* _Given task_: Copy out the entries exactly, from the first line to the last.

* _Rows_:
══════════

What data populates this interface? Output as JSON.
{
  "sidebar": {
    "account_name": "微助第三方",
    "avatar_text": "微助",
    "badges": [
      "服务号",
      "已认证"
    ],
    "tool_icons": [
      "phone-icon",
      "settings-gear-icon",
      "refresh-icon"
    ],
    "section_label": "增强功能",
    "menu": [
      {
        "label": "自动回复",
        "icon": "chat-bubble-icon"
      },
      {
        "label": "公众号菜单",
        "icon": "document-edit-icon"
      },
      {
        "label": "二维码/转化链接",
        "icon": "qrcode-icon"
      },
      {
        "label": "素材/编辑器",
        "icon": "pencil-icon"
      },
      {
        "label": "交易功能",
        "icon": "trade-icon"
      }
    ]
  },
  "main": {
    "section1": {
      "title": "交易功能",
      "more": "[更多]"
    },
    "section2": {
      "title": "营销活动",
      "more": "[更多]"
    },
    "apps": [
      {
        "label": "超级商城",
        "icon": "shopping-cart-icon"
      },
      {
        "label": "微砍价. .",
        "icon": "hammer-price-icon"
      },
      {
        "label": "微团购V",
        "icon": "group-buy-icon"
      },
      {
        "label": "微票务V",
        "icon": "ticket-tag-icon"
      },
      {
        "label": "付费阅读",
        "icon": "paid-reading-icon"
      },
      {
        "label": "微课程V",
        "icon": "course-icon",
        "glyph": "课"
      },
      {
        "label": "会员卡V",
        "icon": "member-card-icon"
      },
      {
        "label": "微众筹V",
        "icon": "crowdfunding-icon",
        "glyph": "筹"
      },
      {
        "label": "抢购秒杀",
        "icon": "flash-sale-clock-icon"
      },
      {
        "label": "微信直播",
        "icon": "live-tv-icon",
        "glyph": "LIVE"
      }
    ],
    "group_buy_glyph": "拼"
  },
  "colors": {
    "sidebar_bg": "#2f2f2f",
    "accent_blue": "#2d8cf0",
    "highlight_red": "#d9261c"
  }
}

══════════

* _Solution_:
What data populates this interface? Output as JSON.
{
  "sidebar": {
    "account_name": "微助第三方",
    "avatar_text": "微助",
    "badges": [
      "服务号",
      "已认证"
    ],
    "tool_icons": [
      "phone-icon",
      "settings-gear-icon",
      "refresh-icon"
    ],
    "section_label": "增强功能",
    "menu": [
      {
        "label": "自动回复",
        "icon": "chat-bubble-icon"
      },
      {
        "label": "公众号菜单",
        "icon": "document-edit-icon"
      },
      {
        "label": "二维码/转化链接",
        "icon": "qrcode-icon"
      },
      {
        "label": "素材/编辑器",
        "icon": "pencil-icon"
      },
      {
        "label": "交易功能",
        "icon": "trade-icon"
      }
    ]
  },
  "main": {
    "section1": {
      "title": "交易功能",
      "more": "[更多]"
    },
    "section2": {
      "title": "营销活动",
      "more": "[更多]"
    },
    "apps": [
      {
        "label": "超级商城",
        "icon": "shopping-cart-icon"
      },
      {
        "label": "微砍价. .",
        "icon": "hammer-price-icon"
      },
      {
        "label": "微团购V",
        "icon": "group-buy-icon"
      },
      {
        "label": "微票务V",
        "icon": "ticket-tag-icon"
      },
      {
        "label": "付费阅读",
        "icon": "paid-reading-icon"
      },
      {
        "label": "微课程V",
        "icon": "course-icon",
        "glyph": "课"
      },
      {
        "label": "会员卡V",
        "icon": "member-card-icon"
      },
      {
        "label": "微众筹V",
        "icon": "crowdfunding-icon",
        "glyph": "筹"
      },
      {
        "label": "抢购秒杀",
        "icon": "flash-sale-clock-icon"
      },
      {
        "label": "微信直播",
        "icon": "live-tv-icon",
        "glyph": "LIVE"
      }
    ],
    "group_buy_glyph": "拼"
  },
  "colors": {
    "sidebar_bg": "#2f2f2f",
    "accent_blue": "#2d8cf0",
    "highlight_red": "#d9261c"
  }
}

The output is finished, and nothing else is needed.